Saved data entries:
____
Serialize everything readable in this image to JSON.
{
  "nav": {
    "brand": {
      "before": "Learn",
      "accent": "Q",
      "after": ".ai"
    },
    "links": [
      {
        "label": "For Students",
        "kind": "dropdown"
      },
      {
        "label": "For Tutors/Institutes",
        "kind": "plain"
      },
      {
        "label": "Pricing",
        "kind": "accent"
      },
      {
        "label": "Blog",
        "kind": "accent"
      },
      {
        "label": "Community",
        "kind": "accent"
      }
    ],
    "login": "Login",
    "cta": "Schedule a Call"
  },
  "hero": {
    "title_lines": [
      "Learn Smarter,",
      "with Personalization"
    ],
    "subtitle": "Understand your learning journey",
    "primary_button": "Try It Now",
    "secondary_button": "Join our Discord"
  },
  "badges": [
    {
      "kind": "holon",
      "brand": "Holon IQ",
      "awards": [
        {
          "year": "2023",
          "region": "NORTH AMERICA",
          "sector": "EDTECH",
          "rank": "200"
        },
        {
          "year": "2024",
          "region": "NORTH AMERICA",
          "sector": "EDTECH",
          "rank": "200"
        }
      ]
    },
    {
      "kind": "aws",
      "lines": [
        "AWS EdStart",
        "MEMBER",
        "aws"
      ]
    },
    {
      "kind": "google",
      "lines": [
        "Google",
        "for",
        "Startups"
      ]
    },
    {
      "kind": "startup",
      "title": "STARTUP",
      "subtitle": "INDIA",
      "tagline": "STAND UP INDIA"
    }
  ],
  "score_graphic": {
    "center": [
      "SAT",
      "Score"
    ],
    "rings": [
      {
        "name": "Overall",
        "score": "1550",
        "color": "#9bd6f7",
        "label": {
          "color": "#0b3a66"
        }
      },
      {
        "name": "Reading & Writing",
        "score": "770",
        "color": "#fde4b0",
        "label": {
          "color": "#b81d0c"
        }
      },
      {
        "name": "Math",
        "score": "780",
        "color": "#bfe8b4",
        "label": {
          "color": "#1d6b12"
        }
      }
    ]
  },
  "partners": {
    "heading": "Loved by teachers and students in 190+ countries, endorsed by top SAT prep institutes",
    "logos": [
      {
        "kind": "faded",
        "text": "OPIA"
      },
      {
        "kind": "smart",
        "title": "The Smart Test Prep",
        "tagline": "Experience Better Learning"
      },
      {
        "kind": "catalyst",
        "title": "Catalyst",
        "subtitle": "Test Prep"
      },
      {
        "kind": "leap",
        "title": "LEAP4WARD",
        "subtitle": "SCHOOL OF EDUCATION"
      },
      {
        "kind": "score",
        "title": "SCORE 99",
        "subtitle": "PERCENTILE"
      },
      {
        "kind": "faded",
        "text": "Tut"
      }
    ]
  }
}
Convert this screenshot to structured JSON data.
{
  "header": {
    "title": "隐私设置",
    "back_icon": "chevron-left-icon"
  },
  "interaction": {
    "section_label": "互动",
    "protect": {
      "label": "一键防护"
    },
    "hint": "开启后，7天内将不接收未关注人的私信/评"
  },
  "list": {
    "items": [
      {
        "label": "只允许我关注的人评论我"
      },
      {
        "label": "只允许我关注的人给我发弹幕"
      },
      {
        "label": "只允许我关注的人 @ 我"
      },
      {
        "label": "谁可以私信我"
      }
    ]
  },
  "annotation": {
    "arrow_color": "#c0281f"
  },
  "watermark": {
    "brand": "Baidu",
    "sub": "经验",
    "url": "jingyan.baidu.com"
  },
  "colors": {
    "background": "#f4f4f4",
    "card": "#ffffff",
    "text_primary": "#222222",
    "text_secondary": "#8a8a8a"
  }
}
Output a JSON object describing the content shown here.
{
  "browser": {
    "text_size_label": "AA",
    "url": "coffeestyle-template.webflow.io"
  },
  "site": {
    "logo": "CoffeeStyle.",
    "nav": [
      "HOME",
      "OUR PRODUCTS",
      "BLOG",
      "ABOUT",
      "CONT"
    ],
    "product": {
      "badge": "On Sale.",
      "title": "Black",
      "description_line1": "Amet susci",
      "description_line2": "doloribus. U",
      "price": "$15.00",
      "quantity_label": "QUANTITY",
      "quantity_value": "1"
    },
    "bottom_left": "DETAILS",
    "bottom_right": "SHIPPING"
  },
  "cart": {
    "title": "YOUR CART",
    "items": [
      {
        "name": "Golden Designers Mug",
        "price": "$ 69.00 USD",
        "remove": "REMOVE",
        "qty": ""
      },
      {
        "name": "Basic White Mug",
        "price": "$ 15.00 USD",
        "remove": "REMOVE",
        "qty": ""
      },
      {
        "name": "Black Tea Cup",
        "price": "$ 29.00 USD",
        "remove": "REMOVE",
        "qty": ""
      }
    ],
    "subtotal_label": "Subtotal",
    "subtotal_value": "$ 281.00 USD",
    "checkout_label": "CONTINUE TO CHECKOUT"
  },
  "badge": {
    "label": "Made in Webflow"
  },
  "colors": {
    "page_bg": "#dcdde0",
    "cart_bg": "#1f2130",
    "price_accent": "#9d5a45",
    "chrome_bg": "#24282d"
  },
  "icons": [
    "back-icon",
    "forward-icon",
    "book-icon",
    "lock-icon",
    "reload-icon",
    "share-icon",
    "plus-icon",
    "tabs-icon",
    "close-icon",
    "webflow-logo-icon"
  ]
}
____
* **EXERCISE DETAILS**: From the entries above, copy every line where the word "JSON" shows up.

* **TASK SOLUTION**:
Serialize everything readable in this image to JSON.
Convert this screenshot to structured JSON data.
Output a JSON object describing the content shown here.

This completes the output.